### TASK PROMPT
For the copy, please give all of the data again exactly and leave the pictures out.

Source records:
+ + + + + + +
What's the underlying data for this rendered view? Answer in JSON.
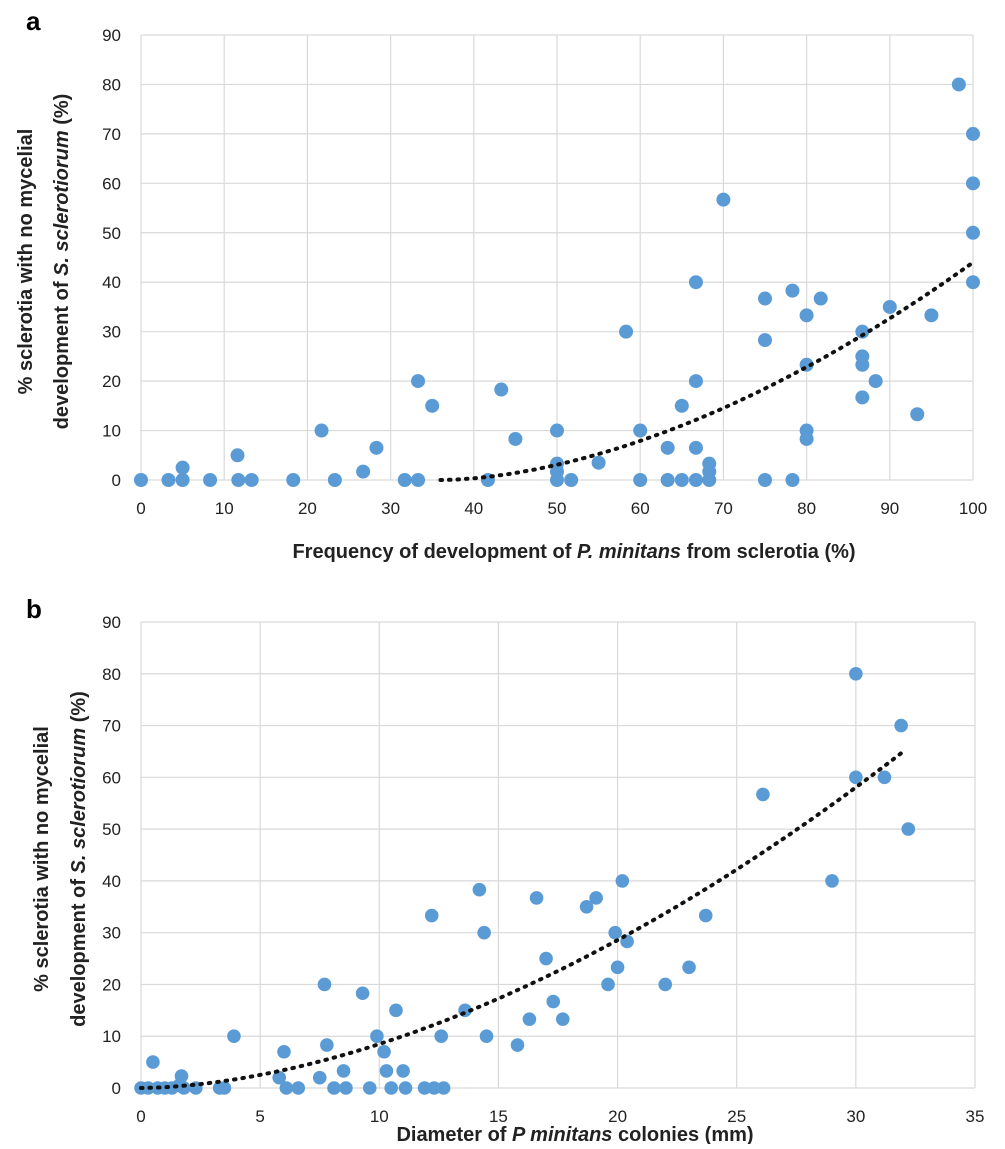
{
  "figure": {
    "panel_a": {
      "letter": "a"
    },
    "panel_b": {
      "letter": "b"
    }
  },
  "chart_data": [
    {
      "type": "scatter",
      "panel": "a",
      "title": "",
      "xlabel": {
        "pre": "Frequency of development of ",
        "italic": "P.  minitans",
        "post": " from sclerotia (%)"
      },
      "ylabel": {
        "line1": "% sclerotia with no mycelial",
        "line2_pre": "development of ",
        "line2_italic": "S. sclerotiorum",
        "line2_post": " (%)"
      },
      "xlim": [
        0,
        100
      ],
      "ylim": [
        0,
        90
      ],
      "xticks": [
        0,
        10,
        20,
        30,
        40,
        50,
        60,
        70,
        80,
        90,
        100
      ],
      "yticks": [
        0,
        10,
        20,
        30,
        40,
        50,
        60,
        70,
        80,
        90
      ],
      "grid": true,
      "marker_color": "#5b9bd5",
      "trendline": {
        "style": "dotted",
        "color": "#111111",
        "from": [
          36,
          0
        ],
        "to": [
          100,
          44
        ]
      },
      "points": [
        [
          0,
          0
        ],
        [
          3.3,
          0
        ],
        [
          5,
          0
        ],
        [
          5,
          2.5
        ],
        [
          8.3,
          0
        ],
        [
          11.6,
          5
        ],
        [
          11.7,
          0
        ],
        [
          13.3,
          0
        ],
        [
          18.3,
          0
        ],
        [
          21.7,
          10
        ],
        [
          23.3,
          0
        ],
        [
          26.7,
          1.7
        ],
        [
          28.3,
          6.5
        ],
        [
          31.7,
          0
        ],
        [
          33.3,
          0
        ],
        [
          33.3,
          20
        ],
        [
          35,
          15
        ],
        [
          41.7,
          0
        ],
        [
          43.3,
          18.3
        ],
        [
          45,
          8.3
        ],
        [
          50,
          10
        ],
        [
          50,
          3.3
        ],
        [
          50,
          1.7
        ],
        [
          50,
          0
        ],
        [
          51.7,
          0
        ],
        [
          55,
          3.5
        ],
        [
          58.3,
          30
        ],
        [
          60,
          10
        ],
        [
          60,
          0
        ],
        [
          63.3,
          6.5
        ],
        [
          63.3,
          0
        ],
        [
          65,
          15
        ],
        [
          65,
          0
        ],
        [
          66.7,
          40
        ],
        [
          66.7,
          20
        ],
        [
          66.7,
          6.5
        ],
        [
          66.7,
          0
        ],
        [
          68.3,
          3.3
        ],
        [
          68.3,
          1.7
        ],
        [
          68.3,
          0
        ],
        [
          70,
          56.7
        ],
        [
          75,
          36.7
        ],
        [
          75,
          28.3
        ],
        [
          75,
          0
        ],
        [
          78.3,
          38.3
        ],
        [
          78.3,
          0
        ],
        [
          80,
          33.3
        ],
        [
          80,
          23.3
        ],
        [
          80,
          10
        ],
        [
          80,
          8.3
        ],
        [
          81.7,
          36.7
        ],
        [
          86.7,
          30
        ],
        [
          86.7,
          25
        ],
        [
          86.7,
          23.3
        ],
        [
          86.7,
          16.7
        ],
        [
          88.3,
          20
        ],
        [
          90,
          35
        ],
        [
          93.3,
          13.3
        ],
        [
          95,
          33.3
        ],
        [
          98.3,
          80
        ],
        [
          100,
          70
        ],
        [
          100,
          60
        ],
        [
          100,
          50
        ],
        [
          100,
          40
        ]
      ]
    },
    {
      "type": "scatter",
      "panel": "b",
      "title": "",
      "xlabel": {
        "pre": "Diameter of ",
        "italic": "P  minitans",
        "post": " colonies (mm)"
      },
      "ylabel": {
        "line1": "% sclerotia with no mycelial",
        "line2_pre": "development of ",
        "line2_italic": "S. sclerotiorum",
        "line2_post": " (%)"
      },
      "xlim": [
        0,
        35
      ],
      "ylim": [
        0,
        90
      ],
      "xticks": [
        0,
        5,
        10,
        15,
        20,
        25,
        30,
        35
      ],
      "yticks": [
        0,
        10,
        20,
        30,
        40,
        50,
        60,
        70,
        80,
        90
      ],
      "grid": true,
      "marker_color": "#5b9bd5",
      "trendline": {
        "style": "dotted",
        "color": "#111111",
        "from": [
          0,
          0
        ],
        "to": [
          32,
          65
        ]
      },
      "points": [
        [
          0,
          0
        ],
        [
          0.3,
          0
        ],
        [
          0.5,
          5
        ],
        [
          0.7,
          0
        ],
        [
          1,
          0
        ],
        [
          1.3,
          0
        ],
        [
          1.6,
          0.5
        ],
        [
          1.7,
          2.3
        ],
        [
          1.8,
          0
        ],
        [
          2.3,
          0
        ],
        [
          3.3,
          0
        ],
        [
          3.5,
          0
        ],
        [
          3.9,
          10
        ],
        [
          5.8,
          2
        ],
        [
          6,
          7
        ],
        [
          6.1,
          0
        ],
        [
          6.6,
          0
        ],
        [
          7.5,
          2
        ],
        [
          7.7,
          20
        ],
        [
          7.8,
          8.3
        ],
        [
          8.1,
          0
        ],
        [
          8.5,
          3.3
        ],
        [
          8.6,
          0
        ],
        [
          9.3,
          18.3
        ],
        [
          9.6,
          0
        ],
        [
          9.9,
          10
        ],
        [
          10.2,
          7
        ],
        [
          10.3,
          3.3
        ],
        [
          10.5,
          0
        ],
        [
          10.7,
          15
        ],
        [
          11,
          3.3
        ],
        [
          11.1,
          0
        ],
        [
          11.9,
          0
        ],
        [
          12.2,
          33.3
        ],
        [
          12.3,
          0
        ],
        [
          12.6,
          10
        ],
        [
          12.7,
          0
        ],
        [
          13.6,
          15
        ],
        [
          14.2,
          38.3
        ],
        [
          14.4,
          30
        ],
        [
          14.5,
          10
        ],
        [
          15.8,
          8.3
        ],
        [
          16.3,
          13.3
        ],
        [
          16.6,
          36.7
        ],
        [
          17,
          25
        ],
        [
          17.3,
          16.7
        ],
        [
          17.7,
          13.3
        ],
        [
          18.7,
          35
        ],
        [
          19.1,
          36.7
        ],
        [
          19.6,
          20
        ],
        [
          19.9,
          30
        ],
        [
          20,
          23.3
        ],
        [
          20.2,
          40
        ],
        [
          20.4,
          28.3
        ],
        [
          22,
          20
        ],
        [
          23,
          23.3
        ],
        [
          23.7,
          33.3
        ],
        [
          26.1,
          56.7
        ],
        [
          29,
          40
        ],
        [
          30,
          80
        ],
        [
          30,
          60
        ],
        [
          31.2,
          60
        ],
        [
          31.9,
          70
        ],
        [
          32.2,
          50
        ]
      ]
    }
  ]
}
+ + + + + + +
### RESPONSE TO THIS EXERCISE
What's the underlying data for this rendered view? Answer in JSON.
{
  "figure": {
    "panel_a": {
      "letter": "a"
    },
    "panel_b": {
      "letter": "b"
    }
  },
  "chart_data": [
    {
      "type": "scatter",
      "panel": "a",
      "title": "",
      "xlabel": {
        "pre": "Frequency of development of ",
        "italic": "P.  minitans",
        "post": " from sclerotia (%)"
      },
      "ylabel": {
        "line1": "% sclerotia with no mycelial",
        "line2_pre": "development of ",
        "line2_italic": "S. sclerotiorum",
        "line2_post": " (%)"
      },
      "xlim": [
        0,
        100
      ],
      "ylim": [
        0,
        90
      ],
      "xticks": [
        0,
        10,
        20,
        30,
        40,
        50,
        60,
        70,
        80,
        90,
        100
      ],
      "yticks": [
        0,
        10,
        20,
        30,
        40,
        50,
        60,
        70,
        80,
        90
      ],
      "grid": true,
      "marker_color": "#5b9bd5",
      "trendline": {
        "style": "dotted",
        "color": "#111111",
        "from": [
          36,
          0
        ],
        "to": [
          100,
          44
        ]
      },
      "points": [
        [
          0,
          0
        ],
        [
          3.3,
          0
        ],
        [
          5,
          0
        ],
        [
          5,
          2.5
        ],
        [
          8.3,
          0
        ],
        [
          11.6,
          5
        ],
        [
          11.7,
          0
        ],
        [
          13.3,
          0
        ],
        [
          18.3,
          0
        ],
        [
          21.7,
          10
        ],
        [
          23.3,
          0
        ],
        [
          26.7,
          1.7
        ],
        [
          28.3,
          6.5
        ],
        [
          31.7,
          0
        ],
        [
          33.3,
          0
        ],
        [
          33.3,
          20
        ],
        [
          35,
          15
        ],
        [
          41.7,
          0
        ],
        [
          43.3,
          18.3
        ],
        [
          45,
          8.3
        ],
        [
          50,
          10
        ],
        [
          50,
          3.3
        ],
        [
          50,
          1.7
        ],
        [
          50,
          0
        ],
        [
          51.7,
          0
        ],
        [
          55,
          3.5
        ],
        [
          58.3,
          30
        ],
        [
          60,
          10
        ],
        [
          60,
          0
        ],
        [
          63.3,
          6.5
        ],
        [
          63.3,
          0
        ],
        [
          65,
          15
        ],
        [
          65,
          0
        ],
        [
          66.7,
          40
        ],
        [
          66.7,
          20
        ],
        [
          66.7,
          6.5
        ],
        [
          66.7,
          0
        ],
        [
          68.3,
          3.3
        ],
        [
          68.3,
          1.7
        ],
        [
          68.3,
          0
        ],
        [
          70,
          56.7
        ],
        [
          75,
          36.7
        ],
        [
          75,
          28.3
        ],
        [
          75,
          0
        ],
        [
          78.3,
          38.3
        ],
        [
          78.3,
          0
        ],
        [
          80,
          33.3
        ],
        [
          80,
          23.3
        ],
        [
          80,
          10
        ],
        [
          80,
          8.3
        ],
        [
          81.7,
          36.7
        ],
        [
          86.7,
          30
        ],
        [
          86.7,
          25
        ],
        [
          86.7,
          23.3
        ],
        [
          86.7,
          16.7
        ],
        [
          88.3,
          20
        ],
        [
          90,
          35
        ],
        [
          93.3,
          13.3
        ],
        [
          95,
          33.3
        ],
        [
          98.3,
          80
        ],
        [
          100,
          70
        ],
        [
          100,
          60
        ],
        [
          100,
          50
        ],
        [
          100,
          40
        ]
      ]
    },
    {
      "type": "scatter",
      "panel": "b",
      "title": "",
      "xlabel": {
        "pre": "Diameter of ",
        "italic": "P  minitans",
        "post": " colonies (mm)"
      },
      "ylabel": {
        "line1": "% sclerotia with no mycelial",
        "line2_pre": "development of ",
        "line2_italic": "S. sclerotiorum",
        "line2_post": " (%)"
      },
      "xlim": [
        0,
        35
      ],
      "ylim": [
        0,
        90
      ],
      "xticks": [
        0,
        5,
        10,
        15,
        20,
        25,
        30,
        35
      ],
      "yticks": [
        0,
        10,
        20,
        30,
        40,
        50,
        60,
        70,
        80,
        90
      ],
      "grid": true,
      "marker_color": "#5b9bd5",
      "trendline": {
        "style": "dotted",
        "color": "#111111",
        "from": [
          0,
          0
        ],
        "to": [
          32,
          65
        ]
      },
      "points": [
        [
          0,
          0
        ],
        [
          0.3,
          0
        ],
        [
          0.5,
          5
        ],
        [
          0.7,
          0
        ],
        [
          1,
          0
        ],
        [
          1.3,
          0
        ],
        [
          1.6,
          0.5
        ],
        [
          1.7,
          2.3
        ],
        [
          1.8,
          0
        ],
        [
          2.3,
          0
        ],
        [
          3.3,
          0
        ],
        [
          3.5,
          0
        ],
        [
          3.9,
          10
        ],
        [
          5.8,
          2
        ],
        [
          6,
          7
        ],
        [
          6.1,
          0
        ],
        [
          6.6,
          0
        ],
        [
          7.5,
          2
        ],
        [
          7.7,
          20
        ],
        [
          7.8,
          8.3
        ],
        [
          8.1,
          0
        ],
        [
          8.5,
          3.3
        ],
        [
          8.6,
          0
        ],
        [
          9.3,
          18.3
        ],
        [
          9.6,
          0
        ],
        [
          9.9,
          10
        ],
        [
          10.2,
          7
        ],
        [
          10.3,
          3.3
        ],
        [
          10.5,
          0
        ],
        [
          10.7,
          15
        ],
        [
          11,
          3.3
        ],
        [
          11.1,
          0
        ],
        [
          11.9,
          0
        ],
        [
          12.2,
          33.3
        ],
        [
          12.3,
          0
        ],
        [
          12.6,
          10
        ],
        [
          12.7,
          0
        ],
        [
          13.6,
          15
        ],
        [
          14.2,
          38.3
        ],
        [
          14.4,
          30
        ],
        [
          14.5,
          10
        ],
        [
          15.8,
          8.3
        ],
        [
          16.3,
          13.3
        ],
        [
          16.6,
          36.7
        ],
        [
          17,
          25
        ],
        [
          17.3,
          16.7
        ],
        [
          17.7,
          13.3
        ],
        [
          18.7,
          35
        ],
        [
          19.1,
          36.7
        ],
        [
          19.6,
          20
        ],
        [
          19.9,
          30
        ],
        [
          20,
          23.3
        ],
        [
          20.2,
          40
        ],
        [
          20.4,
          28.3
        ],
        [
          22,
          20
        ],
        [
          23,
          23.3
        ],
        [
          23.7,
          33.3
        ],
        [
          26.1,
          56.7
        ],
        [
          29,
          40
        ],
        [
          30,
          80
        ],
        [
          30,
          60
        ],
        [
          31.2,
          60
        ],
        [
          31.9,
          70
        ],
        [
          32.2,
          50
        ]
      ]
    }
  ]
}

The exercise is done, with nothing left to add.